▸ Text segment:
Zoom Prepares for Quantum World with Post-Quantum Encryption
Leading video conferencing platform Zoom has announced its plans to implement post-quantum encryption to its suite of offerings, becoming the first UCaaS company to offer a post-quantum end-to-end encryption (E2EE) solution for video conferencing.
Post-quantum E2EE is now available worldwide for Zoom Workplace, specifically Zoom Meetings, and Zoom Phone and Zoom Rooms due to get it soon.
When users enable E2EE for their meetings, Zoom’s system is designed to provide only the participants with access to the encryption keys that are used to encrypt the meeting; this is the behaviour for both post-quantum E2EE and standard E2EE.
“Since we launched end-to-end encryption for Zoom Meetings in 2020 and Zoom Phone in 2022, we have seen customers increasingly use the feature, which demonstrates how important it is for us to offer our customers a secure platform that meets their unique needs,” Michael Adams, Chief Information Security Officer at Zoom said following the announcement.
"With the launch of post-quantum E2EE, we are doubling down on security and providing leading-edge features for users to help protect their data. At Zoom, we continuously adapt as the security threat landscape evolves, with the goal of keeping our users protected.”
Zoom’s servers do not have the necessary decryption key, encrypted data relayed through Zoom’s servers is therefore indecipherable.
Equally, to defend against any “harvest now, decrypt later” attacks, post-quantum E2E encryption that Zoom employs uses Kyber 768, an algorithm being standardised by the National Institute of Standards and Technology as the Module Lattice-based Key Encapsulation Mechanism, or ML-KEM, in FIPS 203.
This move comes as the cybersecurity landscape faces an unprecedented challenge from the rapidly advancing field of quantum technology.
What the worry is
Post-quantum encryption is a proactive approach to safeguarding digital communications from the potential of quantum computers to break traditional encryption methods.
Unlike classical computers, which process information in binary bits (0s and 1s), quantum computers harness the principles of quantum mechanics to perform calculations using quantum bits or "qubits." These qubits can exist in multiple states simultaneously, allowing quantum computers to perform certain calculations exponentially faster than classical computers.

▸ Given entries:
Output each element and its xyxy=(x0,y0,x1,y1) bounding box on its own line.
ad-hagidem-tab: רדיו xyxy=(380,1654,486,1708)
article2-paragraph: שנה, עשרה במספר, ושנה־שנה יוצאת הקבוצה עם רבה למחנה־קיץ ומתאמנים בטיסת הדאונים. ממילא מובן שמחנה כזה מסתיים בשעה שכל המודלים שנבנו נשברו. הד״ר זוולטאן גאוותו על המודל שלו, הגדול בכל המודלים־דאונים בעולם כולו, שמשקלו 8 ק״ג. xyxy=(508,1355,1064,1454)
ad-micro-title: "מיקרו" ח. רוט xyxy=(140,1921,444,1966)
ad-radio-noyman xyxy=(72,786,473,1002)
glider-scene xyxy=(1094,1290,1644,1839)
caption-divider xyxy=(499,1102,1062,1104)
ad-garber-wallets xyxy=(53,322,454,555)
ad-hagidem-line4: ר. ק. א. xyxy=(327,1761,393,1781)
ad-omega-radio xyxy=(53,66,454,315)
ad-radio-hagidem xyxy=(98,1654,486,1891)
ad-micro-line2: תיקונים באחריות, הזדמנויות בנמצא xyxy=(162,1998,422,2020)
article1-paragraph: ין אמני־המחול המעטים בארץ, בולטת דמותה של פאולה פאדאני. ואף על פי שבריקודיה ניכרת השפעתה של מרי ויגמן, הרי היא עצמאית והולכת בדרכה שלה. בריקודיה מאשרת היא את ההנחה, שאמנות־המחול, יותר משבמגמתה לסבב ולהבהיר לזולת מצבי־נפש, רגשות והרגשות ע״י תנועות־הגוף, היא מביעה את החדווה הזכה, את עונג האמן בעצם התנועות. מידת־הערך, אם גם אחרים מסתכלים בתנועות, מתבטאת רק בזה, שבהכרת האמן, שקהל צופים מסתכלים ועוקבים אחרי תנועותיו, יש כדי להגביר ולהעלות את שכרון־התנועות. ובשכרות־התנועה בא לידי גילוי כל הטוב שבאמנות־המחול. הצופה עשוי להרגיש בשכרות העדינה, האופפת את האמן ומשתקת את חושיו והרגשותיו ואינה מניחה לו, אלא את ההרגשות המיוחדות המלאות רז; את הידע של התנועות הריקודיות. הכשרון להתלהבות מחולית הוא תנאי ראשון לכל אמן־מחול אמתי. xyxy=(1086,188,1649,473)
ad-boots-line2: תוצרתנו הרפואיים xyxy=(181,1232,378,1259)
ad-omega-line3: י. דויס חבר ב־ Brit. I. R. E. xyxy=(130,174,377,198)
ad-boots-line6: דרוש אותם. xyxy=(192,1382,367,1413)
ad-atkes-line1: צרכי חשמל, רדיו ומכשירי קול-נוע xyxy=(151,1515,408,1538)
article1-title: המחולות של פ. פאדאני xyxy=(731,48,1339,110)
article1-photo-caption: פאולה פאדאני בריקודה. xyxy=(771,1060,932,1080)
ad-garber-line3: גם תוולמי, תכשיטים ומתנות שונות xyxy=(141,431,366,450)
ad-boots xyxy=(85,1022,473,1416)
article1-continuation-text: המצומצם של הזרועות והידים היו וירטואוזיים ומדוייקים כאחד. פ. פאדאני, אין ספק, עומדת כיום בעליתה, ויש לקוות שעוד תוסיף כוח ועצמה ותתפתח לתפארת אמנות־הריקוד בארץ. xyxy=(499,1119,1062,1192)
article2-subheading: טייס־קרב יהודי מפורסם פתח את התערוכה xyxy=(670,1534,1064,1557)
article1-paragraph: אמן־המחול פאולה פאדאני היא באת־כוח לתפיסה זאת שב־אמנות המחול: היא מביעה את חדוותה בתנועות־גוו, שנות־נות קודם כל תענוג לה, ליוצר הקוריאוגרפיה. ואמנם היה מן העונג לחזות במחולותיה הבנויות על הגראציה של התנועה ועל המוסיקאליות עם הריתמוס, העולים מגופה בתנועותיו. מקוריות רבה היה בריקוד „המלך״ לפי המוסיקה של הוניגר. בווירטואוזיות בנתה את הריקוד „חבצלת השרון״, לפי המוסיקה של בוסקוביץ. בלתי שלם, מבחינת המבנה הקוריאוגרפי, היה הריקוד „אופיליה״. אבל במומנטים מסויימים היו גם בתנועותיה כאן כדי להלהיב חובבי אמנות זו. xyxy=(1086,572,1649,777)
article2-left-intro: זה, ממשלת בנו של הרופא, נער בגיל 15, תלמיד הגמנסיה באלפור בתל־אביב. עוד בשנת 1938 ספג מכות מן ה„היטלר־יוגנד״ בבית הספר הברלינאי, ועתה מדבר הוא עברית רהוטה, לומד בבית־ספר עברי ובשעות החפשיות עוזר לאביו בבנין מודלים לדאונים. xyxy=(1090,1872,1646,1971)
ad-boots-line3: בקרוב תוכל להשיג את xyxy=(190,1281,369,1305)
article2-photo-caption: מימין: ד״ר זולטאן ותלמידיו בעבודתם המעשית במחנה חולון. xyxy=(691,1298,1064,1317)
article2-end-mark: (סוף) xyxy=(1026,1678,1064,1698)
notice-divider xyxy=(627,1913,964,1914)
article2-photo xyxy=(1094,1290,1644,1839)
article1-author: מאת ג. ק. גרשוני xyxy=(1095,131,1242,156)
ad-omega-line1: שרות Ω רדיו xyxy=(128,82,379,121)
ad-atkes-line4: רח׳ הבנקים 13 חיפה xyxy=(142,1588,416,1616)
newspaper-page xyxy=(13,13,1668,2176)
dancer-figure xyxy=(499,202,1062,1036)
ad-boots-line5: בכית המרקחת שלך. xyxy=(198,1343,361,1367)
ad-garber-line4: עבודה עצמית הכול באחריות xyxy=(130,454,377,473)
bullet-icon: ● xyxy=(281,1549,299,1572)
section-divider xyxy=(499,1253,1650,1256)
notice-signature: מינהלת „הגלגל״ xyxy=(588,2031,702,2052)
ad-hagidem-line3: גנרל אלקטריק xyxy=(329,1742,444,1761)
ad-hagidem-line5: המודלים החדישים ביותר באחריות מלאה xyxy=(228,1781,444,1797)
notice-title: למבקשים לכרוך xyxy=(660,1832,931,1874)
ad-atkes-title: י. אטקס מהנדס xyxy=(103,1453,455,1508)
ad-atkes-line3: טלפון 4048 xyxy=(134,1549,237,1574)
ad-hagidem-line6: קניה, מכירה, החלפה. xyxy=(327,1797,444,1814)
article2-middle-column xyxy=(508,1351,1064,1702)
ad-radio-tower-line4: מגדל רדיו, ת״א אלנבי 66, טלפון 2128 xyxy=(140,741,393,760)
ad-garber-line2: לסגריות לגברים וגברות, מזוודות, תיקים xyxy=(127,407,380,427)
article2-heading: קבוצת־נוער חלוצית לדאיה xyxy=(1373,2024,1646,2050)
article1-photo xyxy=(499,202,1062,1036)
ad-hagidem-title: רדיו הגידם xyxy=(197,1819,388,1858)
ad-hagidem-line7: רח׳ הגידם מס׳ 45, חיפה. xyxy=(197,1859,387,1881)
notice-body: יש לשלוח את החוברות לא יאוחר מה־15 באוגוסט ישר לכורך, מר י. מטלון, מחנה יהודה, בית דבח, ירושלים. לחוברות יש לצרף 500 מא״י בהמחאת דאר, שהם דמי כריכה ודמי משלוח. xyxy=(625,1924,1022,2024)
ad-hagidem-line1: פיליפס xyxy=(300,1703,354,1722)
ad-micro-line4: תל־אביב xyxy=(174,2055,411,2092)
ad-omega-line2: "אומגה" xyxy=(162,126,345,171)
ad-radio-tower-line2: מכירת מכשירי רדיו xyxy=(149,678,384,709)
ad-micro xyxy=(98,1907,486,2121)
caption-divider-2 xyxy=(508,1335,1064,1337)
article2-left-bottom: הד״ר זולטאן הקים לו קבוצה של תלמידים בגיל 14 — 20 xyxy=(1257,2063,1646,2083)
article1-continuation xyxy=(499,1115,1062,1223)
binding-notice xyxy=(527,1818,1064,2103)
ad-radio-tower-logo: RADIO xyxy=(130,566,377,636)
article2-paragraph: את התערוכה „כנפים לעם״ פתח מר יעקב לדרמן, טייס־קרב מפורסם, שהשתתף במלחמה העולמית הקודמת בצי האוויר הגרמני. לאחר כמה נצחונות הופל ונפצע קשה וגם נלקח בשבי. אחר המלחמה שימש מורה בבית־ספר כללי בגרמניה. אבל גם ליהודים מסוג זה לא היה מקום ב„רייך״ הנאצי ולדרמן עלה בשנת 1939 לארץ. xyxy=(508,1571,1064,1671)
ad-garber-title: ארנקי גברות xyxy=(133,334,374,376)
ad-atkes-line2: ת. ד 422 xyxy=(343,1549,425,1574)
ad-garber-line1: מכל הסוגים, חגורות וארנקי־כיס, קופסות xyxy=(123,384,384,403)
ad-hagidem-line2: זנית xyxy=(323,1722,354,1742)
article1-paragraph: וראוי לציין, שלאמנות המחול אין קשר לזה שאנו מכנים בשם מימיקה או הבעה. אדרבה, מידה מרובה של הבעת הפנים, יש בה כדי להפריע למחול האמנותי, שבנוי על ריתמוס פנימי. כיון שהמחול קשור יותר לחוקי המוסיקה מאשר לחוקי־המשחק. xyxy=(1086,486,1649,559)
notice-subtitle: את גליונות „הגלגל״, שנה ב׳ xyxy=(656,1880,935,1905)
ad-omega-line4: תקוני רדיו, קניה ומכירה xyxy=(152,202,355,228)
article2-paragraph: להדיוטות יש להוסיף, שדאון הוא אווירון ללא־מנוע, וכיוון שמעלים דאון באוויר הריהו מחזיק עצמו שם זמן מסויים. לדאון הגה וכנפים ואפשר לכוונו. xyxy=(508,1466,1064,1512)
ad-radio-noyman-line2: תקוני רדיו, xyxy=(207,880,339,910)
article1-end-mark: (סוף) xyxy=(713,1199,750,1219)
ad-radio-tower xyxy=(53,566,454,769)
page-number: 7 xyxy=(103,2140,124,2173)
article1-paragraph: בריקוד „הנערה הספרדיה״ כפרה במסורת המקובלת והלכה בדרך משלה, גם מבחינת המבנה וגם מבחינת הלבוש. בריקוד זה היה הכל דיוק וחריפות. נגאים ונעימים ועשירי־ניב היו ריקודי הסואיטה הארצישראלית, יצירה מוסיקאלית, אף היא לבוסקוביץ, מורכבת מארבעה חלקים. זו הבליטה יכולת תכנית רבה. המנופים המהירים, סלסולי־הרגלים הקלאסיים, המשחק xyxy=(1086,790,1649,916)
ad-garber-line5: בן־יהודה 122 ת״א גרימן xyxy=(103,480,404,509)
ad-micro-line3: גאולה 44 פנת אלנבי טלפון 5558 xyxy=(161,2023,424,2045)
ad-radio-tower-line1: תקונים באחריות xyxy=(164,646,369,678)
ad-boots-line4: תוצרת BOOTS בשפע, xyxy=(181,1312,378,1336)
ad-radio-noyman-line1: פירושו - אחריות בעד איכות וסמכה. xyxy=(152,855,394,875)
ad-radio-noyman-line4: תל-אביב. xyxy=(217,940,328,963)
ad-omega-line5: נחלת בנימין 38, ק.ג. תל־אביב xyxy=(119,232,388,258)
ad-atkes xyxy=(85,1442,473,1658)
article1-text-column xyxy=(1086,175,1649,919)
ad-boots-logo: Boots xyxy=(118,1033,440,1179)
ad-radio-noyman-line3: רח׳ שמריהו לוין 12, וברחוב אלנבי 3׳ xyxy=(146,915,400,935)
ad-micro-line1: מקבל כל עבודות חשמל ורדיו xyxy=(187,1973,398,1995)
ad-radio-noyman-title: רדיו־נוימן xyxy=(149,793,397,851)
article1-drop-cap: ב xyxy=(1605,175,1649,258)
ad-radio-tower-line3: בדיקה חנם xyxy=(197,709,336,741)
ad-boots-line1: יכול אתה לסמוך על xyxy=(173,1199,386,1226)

▸ To be done:
(a) Reproduce word for word the passage of the Zoom encryption article from "Zoom Prepares for" to "and standard E2EE.".
(b) Decide whether each statement agrees with the Zoom encryption article, answering yes or no and quoting the words that settle it: (i) Post-quantum E2EE is already available for Zoom Phone. (ii) Zoom's servers do not hold the key needed to decrypt the data. (iii) Zoom launched end-to-end encryption for Zoom Meetings in 2020.
The entries are not needed for anything here.

▸ The solutions:
(a)
Zoom Prepares for Quantum World with Post-Quantum Encryption
Leading video conferencing platform Zoom has announced its plans to implement post-quantum encryption to its suite of offerings, becoming the first UCaaS company to offer a post-quantum end-to-end encryption (E2EE) solution for video conferencing.
Post-quantum E2EE is now available worldwide for Zoom Workplace, specifically Zoom Meetings, and Zoom Phone and Zoom Rooms due to get it soon.
When users enable E2EE for their meetings, Zoom’s system is designed to provide only the participants with access to the encryption keys that are used to encrypt the meeting; this is the behaviour for both post-quantum E2EE and standard E2EE.

(b)
(i) No: "Zoom Phone and Zoom Rooms due to get it soon"
(ii) Yes: "Zoom’s servers do not have the necessary decryption key"
(iii) Yes: "Since we launched end-to-end encryption for Zoom Meetings in 2020"